§ **Aim**: An exact reproduction of the records is required, with all images left out.

§ **Excerpted records**:
* start *
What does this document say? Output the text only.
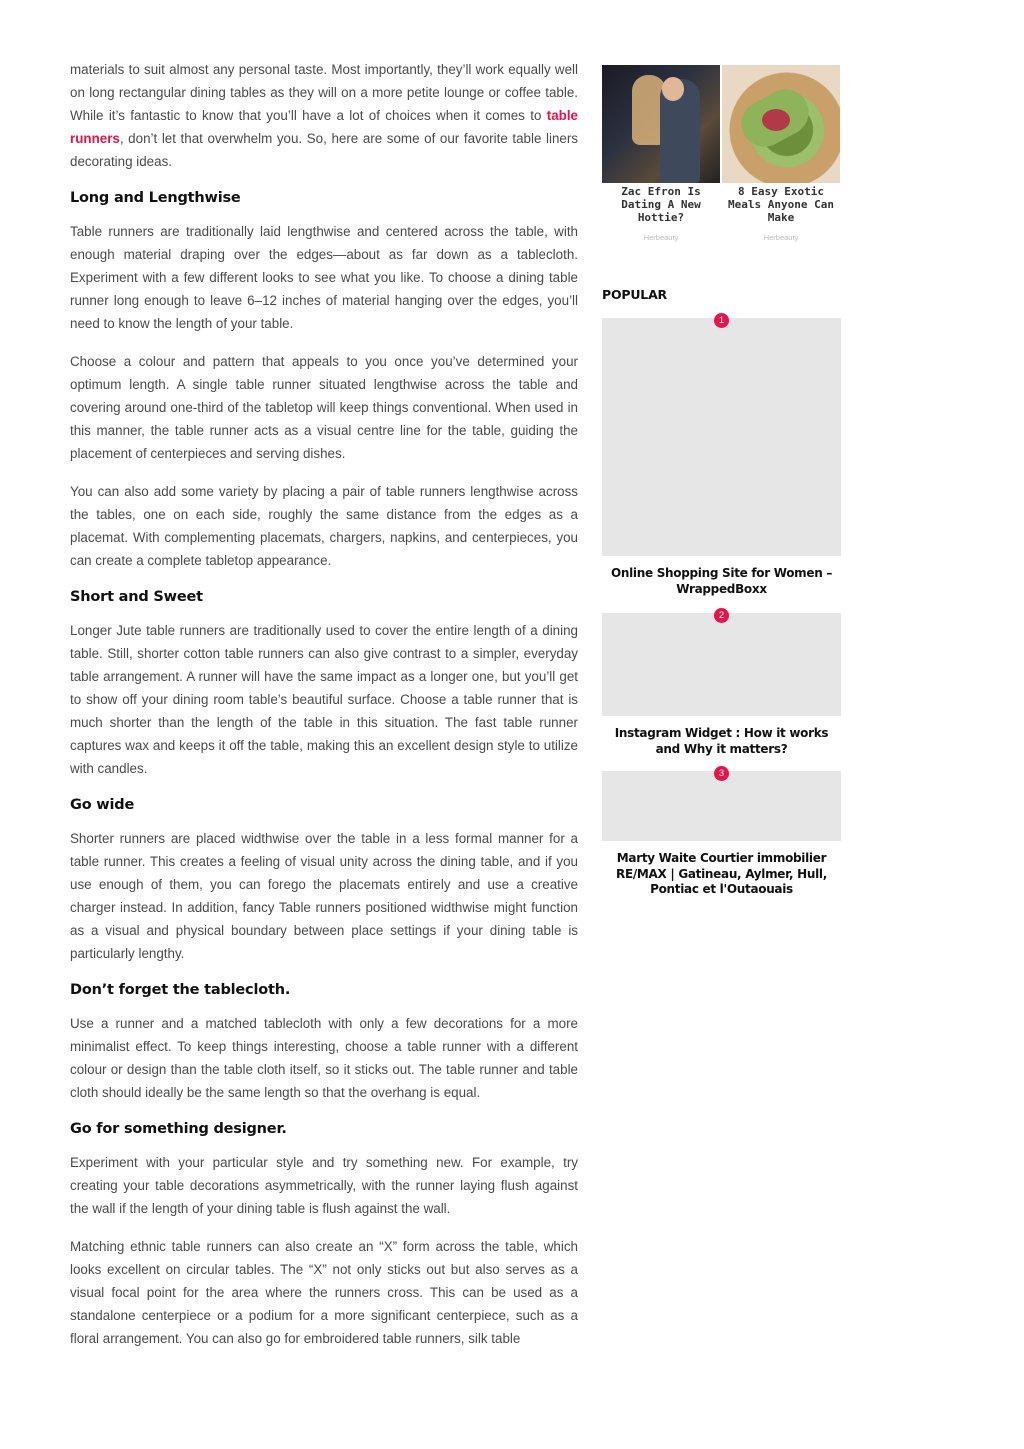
materials to suit almost any personal taste. Most importantly, they’ll work equally well on long rectangular dining tables as they will on a more petite lounge or coffee table. While it’s fantastic to know that you’ll have a lot of choices when it comes to table runners, don’t let that overwhelm you. So, here are some of our favorite table liners decorating ideas.

Long and Lengthwise

Table runners are traditionally laid lengthwise and centered across the table, with enough material draping over the edges—about as far down as a tablecloth. Experiment with a few different looks to see what you like. To choose a dining table runner long enough to leave 6–12 inches of material hanging over the edges, you’ll need to know the length of your table.

Choose a colour and pattern that appeals to you once you’ve determined your optimum length. A single table runner situated lengthwise across the table and covering around one-third of the tabletop will keep things conventional. When used in this manner, the table runner acts as a visual centre line for the table, guiding the placement of centerpieces and serving dishes.

You can also add some variety by placing a pair of table runners lengthwise across the tables, one on each side, roughly the same distance from the edges as a placemat. With complementing placemats, chargers, napkins, and centerpieces, you can create a complete tabletop appearance.

Short and Sweet

Longer Jute table runners are traditionally used to cover the entire length of a dining table. Still, shorter cotton table runners can also give contrast to a simpler, everyday table arrangement. A runner will have the same impact as a longer one, but you’ll get to show off your dining room table’s beautiful surface. Choose a table runner that is much shorter than the length of the table in this situation. The fast table runner captures wax and keeps it off the table, making this an excellent design style to utilize with candles.

Go wide

Shorter runners are placed widthwise over the table in a less formal manner for a table runner. This creates a feeling of visual unity across the dining table, and if you use enough of them, you can forego the placemats entirely and use a creative charger instead. In addition, fancy Table runners positioned widthwise might function as a visual and physical boundary between place settings if your dining table is particularly lengthy.

Don’t forget the tablecloth.

Use a runner and a matched tablecloth with only a few decorations for a more minimalist effect. To keep things interesting, choose a table runner with a different colour or design than the table cloth itself, so it sticks out. The table runner and table cloth should ideally be the same length so that the overhang is equal.

Go for something designer.

Experiment with your particular style and try something new. For example, try creating your table decorations asymmetrically, with the runner laying flush against the wall if the length of your dining table is flush against the wall.

Matching ethnic table runners can also create an “X” form across the table, which looks excellent on circular tables. The “X” not only sticks out but also serves as a visual focal point for the area where the runners cross. This can be used as a standalone centerpiece or a podium for a more significant centerpiece, such as a floral arrangement. You can also go for embroidered table runners, silk table

Zac Efron Is Dating A New Hottie?
Herbeauty
8 Easy Exotic Meals Anyone Can Make
Herbeauty
POPULAR
1
Online Shopping Site for Women – WrappedBoxx
2
Instagram Widget : How it works and Why it matters?
3
Marty Waite Courtier immobilier RE/MAX | Gatineau, Aylmer, Hull, Pontiac et l'Outaouais
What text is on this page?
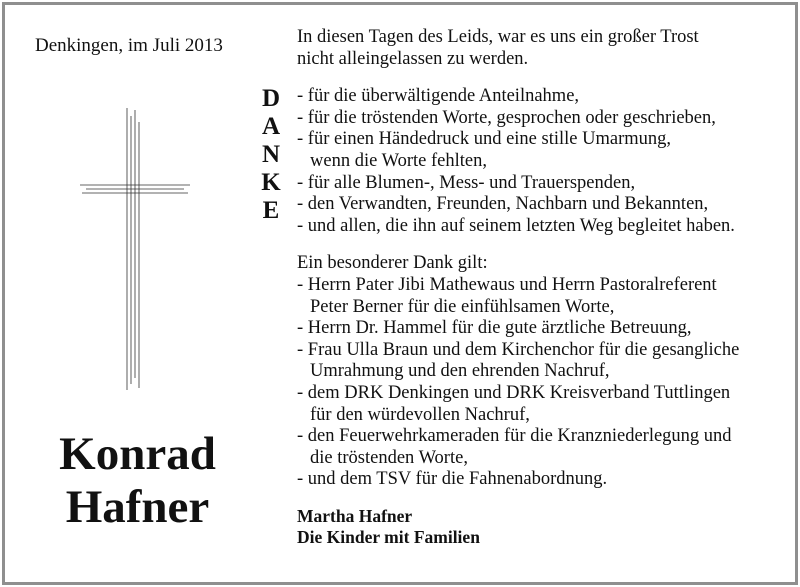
Denkingen, im Juli 2013
Konrad
Hafner
D
A
N
K
E
In diesen Tagen des Leids, war es uns ein großer Trost
nicht alleingelassen zu werden.
- für die überwältigende Anteilnahme,
- für die tröstenden Worte, gesprochen oder geschrieben,
- für einen Händedruck und eine stille Umarmung,
wenn die Worte fehlten,
- für alle Blumen-, Mess- und Trauerspenden,
- den Verwandten, Freunden, Nachbarn und Bekannten,
- und allen, die ihn auf seinem letzten Weg begleitet haben.
Ein besonderer Dank gilt:
- Herrn Pater Jibi Mathewaus und Herrn Pastoralreferent
Peter Berner für die einfühlsamen Worte,
- Herrn Dr. Hammel für die gute ärztliche Betreuung,
- Frau Ulla Braun und dem Kirchenchor für die gesangliche
Umrahmung und den ehrenden Nachruf,
- dem DRK Denkingen und DRK Kreisverband Tuttlingen
für den würdevollen Nachruf,
- den Feuerwehrkameraden für die Kranzniederlegung und
die tröstenden Worte,
- und dem TSV für die Fahnenabordnung.
Martha Hafner
Die Kinder mit Familien
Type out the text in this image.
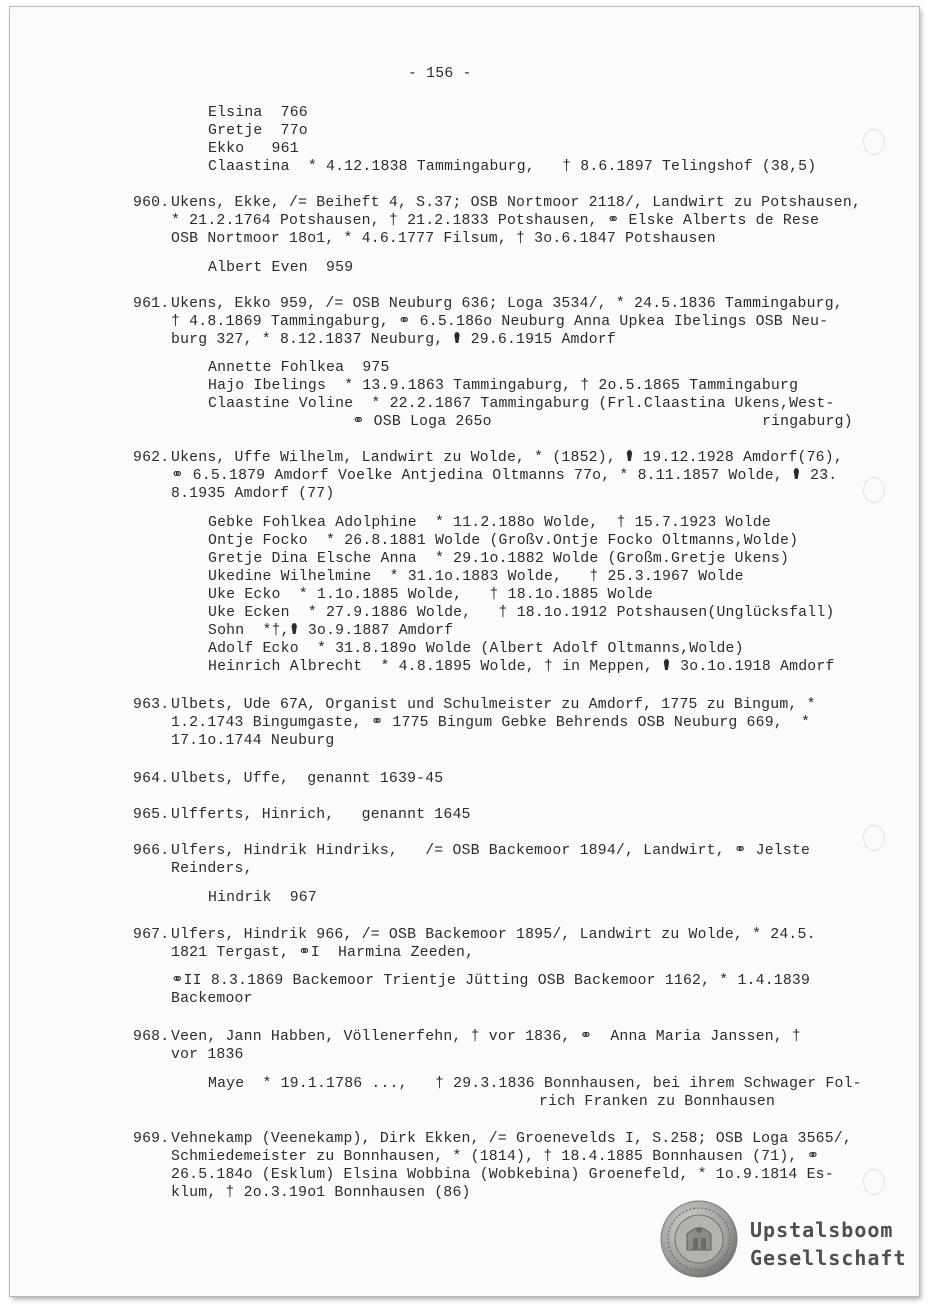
- 156 -
Elsina  766
Gretje  77o
Ekko   961
Claastina  * 4.12.1838 Tammingaburg,   † 8.6.1897 Telingshof (38,5)
960. Ukens, Ekke, /= Beiheft 4, S.37; OSB Nortmoor 2118/, Landwirt zu Potshausen,
* 21.2.1764 Potshausen, † 21.2.1833 Potshausen, ⚭ Elske Alberts de Rese
OSB Nortmoor 18o1, * 4.6.1777 Filsum, † 3o.6.1847 Potshausen
Albert Even  959
961. Ukens, Ekko 959, /= OSB Neuburg 636; Loga 3534/, * 24.5.1836 Tammingaburg,
† 4.8.1869 Tammingaburg, ⚭ 6.5.186o Neuburg Anna Upkea Ibelings OSB Neu-
burg 327, * 8.12.1837 Neuburg, ⚰ 29.6.1915 Amdorf
Annette Fohlkea  975
Hajo Ibelings  * 13.9.1863 Tammingaburg, † 2o.5.1865 Tammingaburg
Claastine Voline  * 22.2.1867 Tammingaburg (Frl.Claastina Ukens,West-
⚭ OSB Loga 265o	ringaburg)
962. Ukens, Uffe Wilhelm, Landwirt zu Wolde, * (1852), ⚰ 19.12.1928 Amdorf(76),
⚭ 6.5.1879 Amdorf Voelke Antjedina Oltmanns 77o, * 8.11.1857 Wolde, ⚰ 23.
8.1935 Amdorf (77)
Gebke Fohlkea Adolphine  * 11.2.188o Wolde,  † 15.7.1923 Wolde
Ontje Focko  * 26.8.1881 Wolde (Großv.Ontje Focko Oltmanns,Wolde)
Gretje Dina Elsche Anna  * 29.1o.1882 Wolde (Großm.Gretje Ukens)
Ukedine Wilhelmine  * 31.1o.1883 Wolde,   † 25.3.1967 Wolde
Uke Ecko  * 1.1o.1885 Wolde,   † 18.1o.1885 Wolde
Uke Ecken  * 27.9.1886 Wolde,   † 18.1o.1912 Potshausen(Unglücksfall)
Sohn  *†,⚰ 3o.9.1887 Amdorf
Adolf Ecko  * 31.8.189o Wolde (Albert Adolf Oltmanns,Wolde)
Heinrich Albrecht  * 4.8.1895 Wolde, † in Meppen, ⚰ 3o.1o.1918 Amdorf
963. Ulbets, Ude 67A, Organist und Schulmeister zu Amdorf, 1775 zu Bingum, *
1.2.1743 Bingumgaste, ⚭ 1775 Bingum Gebke Behrends OSB Neuburg 669,  *
17.1o.1744 Neuburg
964. Ulbets, Uffe,  genannt 1639-45
965. Ulfferts, Hinrich,   genannt 1645
966. Ulfers, Hindrik Hindriks,   /= OSB Backemoor 1894/, Landwirt, ⚭ Jelste
Reinders,
Hindrik  967
967. Ulfers, Hindrik 966, /= OSB Backemoor 1895/, Landwirt zu Wolde, * 24.5.
1821 Tergast, ⚭I  Harmina Zeeden,
⚭II 8.3.1869 Backemoor Trientje Jütting OSB Backemoor 1162, * 1.4.1839
Backemoor
968. Veen, Jann Habben, Völlenerfehn, † vor 1836, ⚭  Anna Maria Janssen, †
vor 1836
Maye  * 19.1.1786 ...,   † 29.3.1836 Bonnhausen, bei ihrem Schwager Fol-
rich Franken zu Bonnhausen
969. Vehnekamp (Veenekamp), Dirk Ekken, /= Groenevelds I, S.258; OSB Loga 3565/,
Schmiedemeister zu Bonnhausen, * (1814), † 18.4.1885 Bonnhausen (71), ⚭
26.5.184o (Esklum) Elsina Wobbina (Wobkebina) Groenefeld, * 1o.9.1814 Es-
klum, † 2o.3.19o1 Bonnhausen (86)
Upstalsboom
Gesellschaft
* end *
§ **Output**:
What does this document say? Output the text only.
materials to suit almost any personal taste. Most importantly, they’ll work equally well on long rectangular dining tables as they will on a more petite lounge or coffee table. While it’s fantastic to know that you’ll have a lot of choices when it comes to table runners, don’t let that overwhelm you. So, here are some of our favorite table liners decorating ideas.

Long and Lengthwise

Table runners are traditionally laid lengthwise and centered across the table, with enough material draping over the edges—about as far down as a tablecloth. Experiment with a few different looks to see what you like. To choose a dining table runner long enough to leave 6–12 inches of material hanging over the edges, you’ll need to know the length of your table.

Choose a colour and pattern that appeals to you once you’ve determined your optimum length. A single table runner situated lengthwise across the table and covering around one-third of the tabletop will keep things conventional. When used in this manner, the table runner acts as a visual centre line for the table, guiding the placement of centerpieces and serving dishes.

You can also add some variety by placing a pair of table runners lengthwise across the tables, one on each side, roughly the same distance from the edges as a placemat. With complementing placemats, chargers, napkins, and centerpieces, you can create a complete tabletop appearance.

Short and Sweet

Longer Jute table runners are traditionally used to cover the entire length of a dining table. Still, shorter cotton table runners can also give contrast to a simpler, everyday table arrangement. A runner will have the same impact as a longer one, but you’ll get to show off your dining room table’s beautiful surface. Choose a table runner that is much shorter than the length of the table in this situation. The fast table runner captures wax and keeps it off the table, making this an excellent design style to utilize with candles.

Go wide

Shorter runners are placed widthwise over the table in a less formal manner for a table runner. This creates a feeling of visual unity across the dining table, and if you use enough of them, you can forego the placemats entirely and use a creative charger instead. In addition, fancy Table runners positioned widthwise might function as a visual and physical boundary between place settings if your dining table is particularly lengthy.

Don’t forget the tablecloth.

Use a runner and a matched tablecloth with only a few decorations for a more minimalist effect. To keep things interesting, choose a table runner with a different colour or design than the table cloth itself, so it sticks out. The table runner and table cloth should ideally be the same length so that the overhang is equal.

Go for something designer.

Experiment with your particular style and try something new. For example, try creating your table decorations asymmetrically, with the runner laying flush against the wall if the length of your dining table is flush against the wall.

Matching ethnic table runners can also create an “X” form across the table, which looks excellent on circular tables. The “X” not only sticks out but also serves as a visual focal point for the area where the runners cross. This can be used as a standalone centerpiece or a podium for a more significant centerpiece, such as a floral arrangement. You can also go for embroidered table runners, silk table

Zac Efron Is Dating A New Hottie?
Herbeauty
8 Easy Exotic Meals Anyone Can Make
Herbeauty
POPULAR
1
Online Shopping Site for Women – WrappedBoxx
2
Instagram Widget : How it works and Why it matters?
3
Marty Waite Courtier immobilier RE/MAX | Gatineau, Aylmer, Hull, Pontiac et l'Outaouais
What text is on this page?
Denkingen, im Juli 2013
Konrad
Hafner
D
A
N
K
E
In diesen Tagen des Leids, war es uns ein großer Trost
nicht alleingelassen zu werden.
- für die überwältigende Anteilnahme,
- für die tröstenden Worte, gesprochen oder geschrieben,
- für einen Händedruck und eine stille Umarmung,
wenn die Worte fehlten,
- für alle Blumen-, Mess- und Trauerspenden,
- den Verwandten, Freunden, Nachbarn und Bekannten,
- und allen, die ihn auf seinem letzten Weg begleitet haben.
Ein besonderer Dank gilt:
- Herrn Pater Jibi Mathewaus und Herrn Pastoralreferent
Peter Berner für die einfühlsamen Worte,
- Herrn Dr. Hammel für die gute ärztliche Betreuung,
- Frau Ulla Braun und dem Kirchenchor für die gesangliche
Umrahmung und den ehrenden Nachruf,
- dem DRK Denkingen und DRK Kreisverband Tuttlingen
für den würdevollen Nachruf,
- den Feuerwehrkameraden für die Kranzniederlegung und
die tröstenden Worte,
- und dem TSV für die Fahnenabordnung.
Martha Hafner
Die Kinder mit Familien
Type out the text in this image.
- 156 -
Elsina  766
Gretje  77o
Ekko   961
Claastina  * 4.12.1838 Tammingaburg,   † 8.6.1897 Telingshof (38,5)
960. Ukens, Ekke, /= Beiheft 4, S.37; OSB Nortmoor 2118/, Landwirt zu Potshausen,
* 21.2.1764 Potshausen, † 21.2.1833 Potshausen, ⚭ Elske Alberts de Rese
OSB Nortmoor 18o1, * 4.6.1777 Filsum, † 3o.6.1847 Potshausen
Albert Even  959
961. Ukens, Ekko 959, /= OSB Neuburg 636; Loga 3534/, * 24.5.1836 Tammingaburg,
† 4.8.1869 Tammingaburg, ⚭ 6.5.186o Neuburg Anna Upkea Ibelings OSB Neu-
burg 327, * 8.12.1837 Neuburg, ⚰ 29.6.1915 Amdorf
Annette Fohlkea  975
Hajo Ibelings  * 13.9.1863 Tammingaburg, † 2o.5.1865 Tammingaburg
Claastine Voline  * 22.2.1867 Tammingaburg (Frl.Claastina Ukens,West-
⚭ OSB Loga 265o	ringaburg)
962. Ukens, Uffe Wilhelm, Landwirt zu Wolde, * (1852), ⚰ 19.12.1928 Amdorf(76),
⚭ 6.5.1879 Amdorf Voelke Antjedina Oltmanns 77o, * 8.11.1857 Wolde, ⚰ 23.
8.1935 Amdorf (77)
Gebke Fohlkea Adolphine  * 11.2.188o Wolde,  † 15.7.1923 Wolde
Ontje Focko  * 26.8.1881 Wolde (Großv.Ontje Focko Oltmanns,Wolde)
Gretje Dina Elsche Anna  * 29.1o.1882 Wolde (Großm.Gretje Ukens)
Ukedine Wilhelmine  * 31.1o.1883 Wolde,   † 25.3.1967 Wolde
Uke Ecko  * 1.1o.1885 Wolde,   † 18.1o.1885 Wolde
Uke Ecken  * 27.9.1886 Wolde,   † 18.1o.1912 Potshausen(Unglücksfall)
Sohn  *†,⚰ 3o.9.1887 Amdorf
Adolf Ecko  * 31.8.189o Wolde (Albert Adolf Oltmanns,Wolde)
Heinrich Albrecht  * 4.8.1895 Wolde, † in Meppen, ⚰ 3o.1o.1918 Amdorf
963. Ulbets, Ude 67A, Organist und Schulmeister zu Amdorf, 1775 zu Bingum, *
1.2.1743 Bingumgaste, ⚭ 1775 Bingum Gebke Behrends OSB Neuburg 669,  *
17.1o.1744 Neuburg
964. Ulbets, Uffe,  genannt 1639-45
965. Ulfferts, Hinrich,   genannt 1645
966. Ulfers, Hindrik Hindriks,   /= OSB Backemoor 1894/, Landwirt, ⚭ Jelste
Reinders,
Hindrik  967
967. Ulfers, Hindrik 966, /= OSB Backemoor 1895/, Landwirt zu Wolde, * 24.5.
1821 Tergast, ⚭I  Harmina Zeeden,
⚭II 8.3.1869 Backemoor Trientje Jütting OSB Backemoor 1162, * 1.4.1839
Backemoor
968. Veen, Jann Habben, Völlenerfehn, † vor 1836, ⚭  Anna Maria Janssen, †
vor 1836
Maye  * 19.1.1786 ...,   † 29.3.1836 Bonnhausen, bei ihrem Schwager Fol-
rich Franken zu Bonnhausen
969. Vehnekamp (Veenekamp), Dirk Ekken, /= Groenevelds I, S.258; OSB Loga 3565/,
Schmiedemeister zu Bonnhausen, * (1814), † 18.4.1885 Bonnhausen (71), ⚭
26.5.184o (Esklum) Elsina Wobbina (Wobkebina) Groenefeld, * 1o.9.1814 Es-
klum, † 2o.3.19o1 Bonnhausen (86)
Upstalsboom
Gesellschaft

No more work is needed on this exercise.